» **Entries shown**:
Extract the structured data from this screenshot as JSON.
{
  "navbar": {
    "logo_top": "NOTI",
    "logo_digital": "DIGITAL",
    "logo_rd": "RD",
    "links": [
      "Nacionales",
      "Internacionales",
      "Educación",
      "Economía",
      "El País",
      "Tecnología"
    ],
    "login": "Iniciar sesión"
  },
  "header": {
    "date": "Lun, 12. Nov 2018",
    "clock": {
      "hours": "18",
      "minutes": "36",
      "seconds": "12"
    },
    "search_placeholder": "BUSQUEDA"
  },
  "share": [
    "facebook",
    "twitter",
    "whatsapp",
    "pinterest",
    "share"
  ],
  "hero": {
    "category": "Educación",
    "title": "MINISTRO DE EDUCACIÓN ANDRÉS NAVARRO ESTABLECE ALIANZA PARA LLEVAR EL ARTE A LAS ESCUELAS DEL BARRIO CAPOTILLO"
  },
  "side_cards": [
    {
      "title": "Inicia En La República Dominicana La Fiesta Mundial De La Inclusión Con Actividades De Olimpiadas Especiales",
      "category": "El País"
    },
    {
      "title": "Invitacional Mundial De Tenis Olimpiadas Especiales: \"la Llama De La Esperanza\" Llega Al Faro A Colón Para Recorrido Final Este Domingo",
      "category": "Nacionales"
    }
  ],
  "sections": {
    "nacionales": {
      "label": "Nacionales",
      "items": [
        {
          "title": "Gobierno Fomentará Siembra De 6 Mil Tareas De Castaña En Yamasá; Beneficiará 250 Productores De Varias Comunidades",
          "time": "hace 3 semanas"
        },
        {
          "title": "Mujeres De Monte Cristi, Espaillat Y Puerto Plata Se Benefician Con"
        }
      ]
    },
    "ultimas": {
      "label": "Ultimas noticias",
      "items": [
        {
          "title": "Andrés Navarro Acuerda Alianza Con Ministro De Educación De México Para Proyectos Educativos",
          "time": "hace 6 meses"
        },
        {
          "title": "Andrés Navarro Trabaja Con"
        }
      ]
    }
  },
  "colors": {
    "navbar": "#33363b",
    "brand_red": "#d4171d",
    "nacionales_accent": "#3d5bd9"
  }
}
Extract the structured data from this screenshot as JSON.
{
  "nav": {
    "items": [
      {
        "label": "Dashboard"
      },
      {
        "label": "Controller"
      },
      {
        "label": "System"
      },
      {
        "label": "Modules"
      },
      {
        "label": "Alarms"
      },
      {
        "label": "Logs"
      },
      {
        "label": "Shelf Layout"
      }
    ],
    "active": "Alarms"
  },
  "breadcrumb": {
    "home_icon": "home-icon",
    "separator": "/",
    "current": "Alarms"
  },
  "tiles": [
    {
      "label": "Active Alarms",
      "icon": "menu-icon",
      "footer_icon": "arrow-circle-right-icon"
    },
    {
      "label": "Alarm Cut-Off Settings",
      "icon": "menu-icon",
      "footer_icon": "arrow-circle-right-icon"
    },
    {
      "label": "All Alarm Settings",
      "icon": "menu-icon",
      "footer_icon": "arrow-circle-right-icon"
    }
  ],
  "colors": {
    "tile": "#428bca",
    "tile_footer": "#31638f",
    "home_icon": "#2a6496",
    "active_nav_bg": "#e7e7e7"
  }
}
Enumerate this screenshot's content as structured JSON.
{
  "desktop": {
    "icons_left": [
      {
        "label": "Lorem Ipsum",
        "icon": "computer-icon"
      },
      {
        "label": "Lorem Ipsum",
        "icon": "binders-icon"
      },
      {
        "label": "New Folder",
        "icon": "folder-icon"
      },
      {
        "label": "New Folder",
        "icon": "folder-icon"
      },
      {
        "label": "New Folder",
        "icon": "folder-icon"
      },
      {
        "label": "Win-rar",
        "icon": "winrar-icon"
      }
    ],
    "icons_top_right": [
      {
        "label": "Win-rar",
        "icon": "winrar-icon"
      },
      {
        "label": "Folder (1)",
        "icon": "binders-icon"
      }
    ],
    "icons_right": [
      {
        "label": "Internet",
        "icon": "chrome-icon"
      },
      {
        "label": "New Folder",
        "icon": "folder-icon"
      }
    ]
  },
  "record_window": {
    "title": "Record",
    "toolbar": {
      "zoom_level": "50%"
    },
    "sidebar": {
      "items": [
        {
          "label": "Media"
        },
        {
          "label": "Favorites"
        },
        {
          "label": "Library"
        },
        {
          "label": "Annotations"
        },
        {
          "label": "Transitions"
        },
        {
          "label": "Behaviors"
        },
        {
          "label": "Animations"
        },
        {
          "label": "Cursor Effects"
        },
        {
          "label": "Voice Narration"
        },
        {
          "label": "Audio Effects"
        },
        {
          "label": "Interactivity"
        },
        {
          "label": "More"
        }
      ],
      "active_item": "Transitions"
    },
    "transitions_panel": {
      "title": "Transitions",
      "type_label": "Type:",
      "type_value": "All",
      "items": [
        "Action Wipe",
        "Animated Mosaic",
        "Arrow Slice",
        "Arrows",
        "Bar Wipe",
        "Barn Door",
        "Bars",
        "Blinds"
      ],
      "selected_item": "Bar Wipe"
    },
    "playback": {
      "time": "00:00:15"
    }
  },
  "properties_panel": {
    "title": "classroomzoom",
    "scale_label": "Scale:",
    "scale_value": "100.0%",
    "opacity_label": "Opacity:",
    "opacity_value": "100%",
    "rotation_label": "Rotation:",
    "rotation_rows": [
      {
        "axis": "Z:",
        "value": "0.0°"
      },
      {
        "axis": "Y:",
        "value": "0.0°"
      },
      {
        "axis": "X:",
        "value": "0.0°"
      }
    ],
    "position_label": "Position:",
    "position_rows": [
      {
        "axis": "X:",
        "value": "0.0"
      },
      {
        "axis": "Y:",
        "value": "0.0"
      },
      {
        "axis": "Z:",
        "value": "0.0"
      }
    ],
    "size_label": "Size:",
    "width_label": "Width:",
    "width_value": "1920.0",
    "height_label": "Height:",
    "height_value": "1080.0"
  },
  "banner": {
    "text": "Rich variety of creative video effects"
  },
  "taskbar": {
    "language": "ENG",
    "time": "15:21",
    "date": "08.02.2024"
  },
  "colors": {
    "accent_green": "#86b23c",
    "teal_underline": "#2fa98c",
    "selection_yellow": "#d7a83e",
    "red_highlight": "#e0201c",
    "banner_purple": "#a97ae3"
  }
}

» **Exercise objective**: Retype the records that precede this task, keeping them exactly the same.

» **Output for this task**:
Extract the structured data from this screenshot as JSON.
{
  "navbar": {
    "logo_top": "NOTI",
    "logo_digital": "DIGITAL",
    "logo_rd": "RD",
    "links": [
      "Nacionales",
      "Internacionales",
      "Educación",
      "Economía",
      "El País",
      "Tecnología"
    ],
    "login": "Iniciar sesión"
  },
  "header": {
    "date": "Lun, 12. Nov 2018",
    "clock": {
      "hours": "18",
      "minutes": "36",
      "seconds": "12"
    },
    "search_placeholder": "BUSQUEDA"
  },
  "share": [
    "facebook",
    "twitter",
    "whatsapp",
    "pinterest",
    "share"
  ],
  "hero": {
    "category": "Educación",
    "title": "MINISTRO DE EDUCACIÓN ANDRÉS NAVARRO ESTABLECE ALIANZA PARA LLEVAR EL ARTE A LAS ESCUELAS DEL BARRIO CAPOTILLO"
  },
  "side_cards": [
    {
      "title": "Inicia En La República Dominicana La Fiesta Mundial De La Inclusión Con Actividades De Olimpiadas Especiales",
      "category": "El País"
    },
    {
      "title": "Invitacional Mundial De Tenis Olimpiadas Especiales: \"la Llama De La Esperanza\" Llega Al Faro A Colón Para Recorrido Final Este Domingo",
      "category": "Nacionales"
    }
  ],
  "sections": {
    "nacionales": {
      "label": "Nacionales",
      "items": [
        {
          "title": "Gobierno Fomentará Siembra De 6 Mil Tareas De Castaña En Yamasá; Beneficiará 250 Productores De Varias Comunidades",
          "time": "hace 3 semanas"
        },
        {
          "title": "Mujeres De Monte Cristi, Espaillat Y Puerto Plata Se Benefician Con"
        }
      ]
    },
    "ultimas": {
      "label": "Ultimas noticias",
      "items": [
        {
          "title": "Andrés Navarro Acuerda Alianza Con Ministro De Educación De México Para Proyectos Educativos",
          "time": "hace 6 meses"
        },
        {
          "title": "Andrés Navarro Trabaja Con"
        }
      ]
    }
  },
  "colors": {
    "navbar": "#33363b",
    "brand_red": "#d4171d",
    "nacionales_accent": "#3d5bd9"
  }
}
Extract the structured data from this screenshot as JSON.
{
  "nav": {
    "items": [
      {
        "label": "Dashboard"
      },
      {
        "label": "Controller"
      },
      {
        "label": "System"
      },
      {
        "label": "Modules"
      },
      {
        "label": "Alarms"
      },
      {
        "label": "Logs"
      },
      {
        "label": "Shelf Layout"
      }
    ],
    "active": "Alarms"
  },
  "breadcrumb": {
    "home_icon": "home-icon",
    "separator": "/",
    "current": "Alarms"
  },
  "tiles": [
    {
      "label": "Active Alarms",
      "icon": "menu-icon",
      "footer_icon": "arrow-circle-right-icon"
    },
    {
      "label": "Alarm Cut-Off Settings",
      "icon": "menu-icon",
      "footer_icon": "arrow-circle-right-icon"
    },
    {
      "label": "All Alarm Settings",
      "icon": "menu-icon",
      "footer_icon": "arrow-circle-right-icon"
    }
  ],
  "colors": {
    "tile": "#428bca",
    "tile_footer": "#31638f",
    "home_icon": "#2a6496",
    "active_nav_bg": "#e7e7e7"
  }
}
Enumerate this screenshot's content as structured JSON.
{
  "desktop": {
    "icons_left": [
      {
        "label": "Lorem Ipsum",
        "icon": "computer-icon"
      },
      {
        "label": "Lorem Ipsum",
        "icon": "binders-icon"
      },
      {
        "label": "New Folder",
        "icon": "folder-icon"
      },
      {
        "label": "New Folder",
        "icon": "folder-icon"
      },
      {
        "label": "New Folder",
        "icon": "folder-icon"
      },
      {
        "label": "Win-rar",
        "icon": "winrar-icon"
      }
    ],
    "icons_top_right": [
      {
        "label": "Win-rar",
        "icon": "winrar-icon"
      },
      {
        "label": "Folder (1)",
        "icon": "binders-icon"
      }
    ],
    "icons_right": [
      {
        "label": "Internet",
        "icon": "chrome-icon"
      },
      {
        "label": "New Folder",
        "icon": "folder-icon"
      }
    ]
  },
  "record_window": {
    "title": "Record",
    "toolbar": {
      "zoom_level": "50%"
    },
    "sidebar": {
      "items": [
        {
          "label": "Media"
        },
        {
          "label": "Favorites"
        },
        {
          "label": "Library"
        },
        {
          "label": "Annotations"
        },
        {
          "label": "Transitions"
        },
        {
          "label": "Behaviors"
        },
        {
          "label": "Animations"
        },
        {
          "label": "Cursor Effects"
        },
        {
          "label": "Voice Narration"
        },
        {
          "label": "Audio Effects"
        },
        {
          "label": "Interactivity"
        },
        {
          "label": "More"
        }
      ],
      "active_item": "Transitions"
    },
    "transitions_panel": {
      "title": "Transitions",
      "type_label": "Type:",
      "type_value": "All",
      "items": [
        "Action Wipe",
        "Animated Mosaic",
        "Arrow Slice",
        "Arrows",
        "Bar Wipe",
        "Barn Door",
        "Bars",
        "Blinds"
      ],
      "selected_item": "Bar Wipe"
    },
    "playback": {
      "time": "00:00:15"
    }
  },
  "properties_panel": {
    "title": "classroomzoom",
    "scale_label": "Scale:",
    "scale_value": "100.0%",
    "opacity_label": "Opacity:",
    "opacity_value": "100%",
    "rotation_label": "Rotation:",
    "rotation_rows": [
      {
        "axis": "Z:",
        "value": "0.0°"
      },
      {
        "axis": "Y:",
        "value": "0.0°"
      },
      {
        "axis": "X:",
        "value": "0.0°"
      }
    ],
    "position_label": "Position:",
    "position_rows": [
      {
        "axis": "X:",
        "value": "0.0"
      },
      {
        "axis": "Y:",
        "value": "0.0"
      },
      {
        "axis": "Z:",
        "value": "0.0"
      }
    ],
    "size_label": "Size:",
    "width_label": "Width:",
    "width_value": "1920.0",
    "height_label": "Height:",
    "height_value": "1080.0"
  },
  "banner": {
    "text": "Rich variety of creative video effects"
  },
  "taskbar": {
    "language": "ENG",
    "time": "15:21",
    "date": "08.02.2024"
  },
  "colors": {
    "accent_green": "#86b23c",
    "teal_underline": "#2fa98c",
    "selection_yellow": "#d7a83e",
    "red_highlight": "#e0201c",
    "banner_purple": "#a97ae3"
  }
}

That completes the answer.